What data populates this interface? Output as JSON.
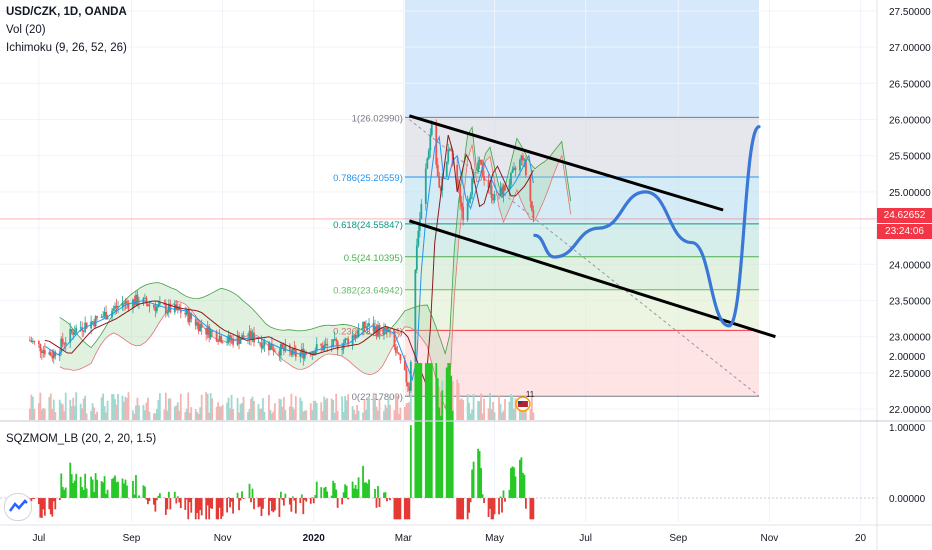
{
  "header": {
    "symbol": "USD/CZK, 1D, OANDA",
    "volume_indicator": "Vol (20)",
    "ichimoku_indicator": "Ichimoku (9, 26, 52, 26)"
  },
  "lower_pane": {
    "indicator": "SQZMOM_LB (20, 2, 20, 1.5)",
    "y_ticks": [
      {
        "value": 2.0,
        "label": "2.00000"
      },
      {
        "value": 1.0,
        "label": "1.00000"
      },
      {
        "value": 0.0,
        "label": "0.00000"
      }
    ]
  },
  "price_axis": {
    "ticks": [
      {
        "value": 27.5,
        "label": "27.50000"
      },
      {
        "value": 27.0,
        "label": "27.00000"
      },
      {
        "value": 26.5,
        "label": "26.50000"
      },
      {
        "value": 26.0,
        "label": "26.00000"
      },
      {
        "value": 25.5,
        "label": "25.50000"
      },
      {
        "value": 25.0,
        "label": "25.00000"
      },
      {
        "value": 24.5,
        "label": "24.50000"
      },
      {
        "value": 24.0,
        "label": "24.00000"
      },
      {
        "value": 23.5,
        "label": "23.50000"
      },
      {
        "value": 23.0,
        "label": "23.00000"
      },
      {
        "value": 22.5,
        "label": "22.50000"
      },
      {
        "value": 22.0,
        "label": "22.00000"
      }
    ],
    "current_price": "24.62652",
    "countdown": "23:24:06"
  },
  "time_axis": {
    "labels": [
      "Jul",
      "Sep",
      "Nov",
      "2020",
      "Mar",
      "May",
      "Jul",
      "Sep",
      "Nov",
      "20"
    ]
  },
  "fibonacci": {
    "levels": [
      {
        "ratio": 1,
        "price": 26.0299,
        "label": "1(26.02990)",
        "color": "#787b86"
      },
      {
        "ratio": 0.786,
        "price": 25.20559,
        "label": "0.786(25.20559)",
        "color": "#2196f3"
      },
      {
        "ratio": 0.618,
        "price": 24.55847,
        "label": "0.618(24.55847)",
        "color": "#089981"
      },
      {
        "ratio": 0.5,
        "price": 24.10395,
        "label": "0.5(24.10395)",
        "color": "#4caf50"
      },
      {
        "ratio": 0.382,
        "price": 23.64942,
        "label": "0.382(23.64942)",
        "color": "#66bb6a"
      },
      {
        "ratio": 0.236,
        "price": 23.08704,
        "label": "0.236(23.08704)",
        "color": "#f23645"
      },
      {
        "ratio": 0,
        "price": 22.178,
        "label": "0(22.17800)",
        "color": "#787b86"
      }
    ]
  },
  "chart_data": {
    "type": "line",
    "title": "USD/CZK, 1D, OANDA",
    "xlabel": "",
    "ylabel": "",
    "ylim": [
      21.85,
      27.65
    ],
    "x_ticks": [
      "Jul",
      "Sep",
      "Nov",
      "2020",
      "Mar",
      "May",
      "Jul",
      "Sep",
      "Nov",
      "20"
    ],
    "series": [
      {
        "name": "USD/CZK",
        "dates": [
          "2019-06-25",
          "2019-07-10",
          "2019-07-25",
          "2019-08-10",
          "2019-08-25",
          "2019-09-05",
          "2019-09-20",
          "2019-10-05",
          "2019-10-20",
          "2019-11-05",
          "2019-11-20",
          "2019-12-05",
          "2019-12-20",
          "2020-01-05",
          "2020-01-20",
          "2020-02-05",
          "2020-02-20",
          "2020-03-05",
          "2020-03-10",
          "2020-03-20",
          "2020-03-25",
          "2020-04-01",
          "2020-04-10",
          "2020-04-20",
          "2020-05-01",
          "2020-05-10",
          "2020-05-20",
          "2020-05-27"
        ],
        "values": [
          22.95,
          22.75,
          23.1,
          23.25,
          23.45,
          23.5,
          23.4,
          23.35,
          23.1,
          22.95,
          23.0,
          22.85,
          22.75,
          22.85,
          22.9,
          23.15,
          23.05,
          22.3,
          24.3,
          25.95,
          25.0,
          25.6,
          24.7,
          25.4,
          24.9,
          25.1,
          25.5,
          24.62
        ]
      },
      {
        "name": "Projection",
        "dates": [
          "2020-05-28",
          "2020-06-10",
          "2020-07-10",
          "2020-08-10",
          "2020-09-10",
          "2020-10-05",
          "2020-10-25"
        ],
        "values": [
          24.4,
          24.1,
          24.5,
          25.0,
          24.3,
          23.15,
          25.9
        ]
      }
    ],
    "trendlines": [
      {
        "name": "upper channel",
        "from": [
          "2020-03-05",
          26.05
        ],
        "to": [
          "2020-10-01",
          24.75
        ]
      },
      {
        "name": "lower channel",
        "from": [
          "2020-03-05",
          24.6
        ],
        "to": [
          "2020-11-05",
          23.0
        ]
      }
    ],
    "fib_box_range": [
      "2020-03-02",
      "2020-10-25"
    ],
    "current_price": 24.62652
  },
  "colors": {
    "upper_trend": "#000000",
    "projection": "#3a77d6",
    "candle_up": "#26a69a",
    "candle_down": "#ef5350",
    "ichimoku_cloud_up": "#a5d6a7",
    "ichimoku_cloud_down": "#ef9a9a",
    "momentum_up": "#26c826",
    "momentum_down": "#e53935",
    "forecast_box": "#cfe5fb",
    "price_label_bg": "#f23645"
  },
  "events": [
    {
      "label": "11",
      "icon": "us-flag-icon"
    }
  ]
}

----

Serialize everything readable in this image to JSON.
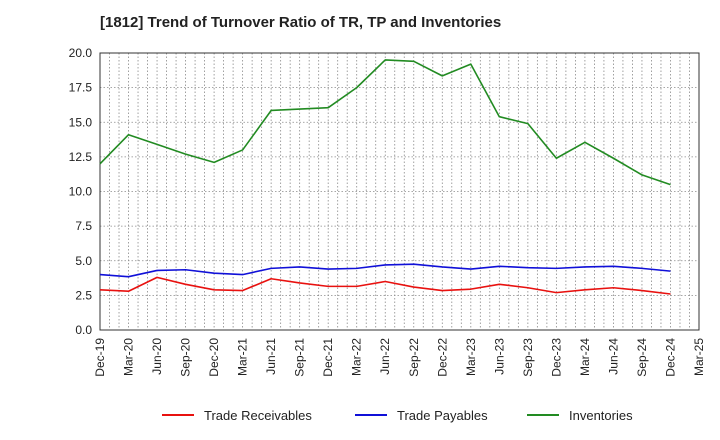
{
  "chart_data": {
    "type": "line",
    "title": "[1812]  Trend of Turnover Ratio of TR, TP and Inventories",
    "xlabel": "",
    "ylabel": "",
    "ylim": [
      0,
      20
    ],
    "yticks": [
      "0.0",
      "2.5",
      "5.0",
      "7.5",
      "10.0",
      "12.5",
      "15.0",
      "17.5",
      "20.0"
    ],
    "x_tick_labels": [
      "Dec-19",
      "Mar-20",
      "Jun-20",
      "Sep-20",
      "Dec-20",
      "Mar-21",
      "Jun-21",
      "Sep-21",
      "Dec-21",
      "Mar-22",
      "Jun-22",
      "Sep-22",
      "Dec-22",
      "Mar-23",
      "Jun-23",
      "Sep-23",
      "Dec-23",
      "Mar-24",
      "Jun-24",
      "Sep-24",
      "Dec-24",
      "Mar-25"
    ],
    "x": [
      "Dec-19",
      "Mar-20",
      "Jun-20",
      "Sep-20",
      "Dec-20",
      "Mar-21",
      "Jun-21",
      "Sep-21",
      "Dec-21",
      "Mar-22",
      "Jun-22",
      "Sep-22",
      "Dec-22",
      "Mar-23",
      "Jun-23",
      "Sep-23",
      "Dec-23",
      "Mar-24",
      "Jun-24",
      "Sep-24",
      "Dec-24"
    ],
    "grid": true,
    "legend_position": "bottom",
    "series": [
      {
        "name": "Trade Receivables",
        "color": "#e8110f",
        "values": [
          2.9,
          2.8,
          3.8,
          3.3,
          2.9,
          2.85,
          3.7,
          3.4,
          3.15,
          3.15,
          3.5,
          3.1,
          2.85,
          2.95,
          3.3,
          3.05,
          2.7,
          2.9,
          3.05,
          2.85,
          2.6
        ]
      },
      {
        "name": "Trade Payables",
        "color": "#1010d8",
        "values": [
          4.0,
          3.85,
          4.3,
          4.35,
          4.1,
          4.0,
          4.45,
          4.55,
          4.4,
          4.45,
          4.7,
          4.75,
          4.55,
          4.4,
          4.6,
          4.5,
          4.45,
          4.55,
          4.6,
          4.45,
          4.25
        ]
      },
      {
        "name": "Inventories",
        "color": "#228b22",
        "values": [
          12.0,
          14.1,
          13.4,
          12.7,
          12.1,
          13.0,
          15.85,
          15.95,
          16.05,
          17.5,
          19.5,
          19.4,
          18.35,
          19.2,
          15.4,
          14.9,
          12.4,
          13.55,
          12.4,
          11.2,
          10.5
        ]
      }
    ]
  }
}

----

SHORT PROBLEM =
The answer is a single number: how many lines include the word "JSON"?

EXPECTED OUTPUT =
2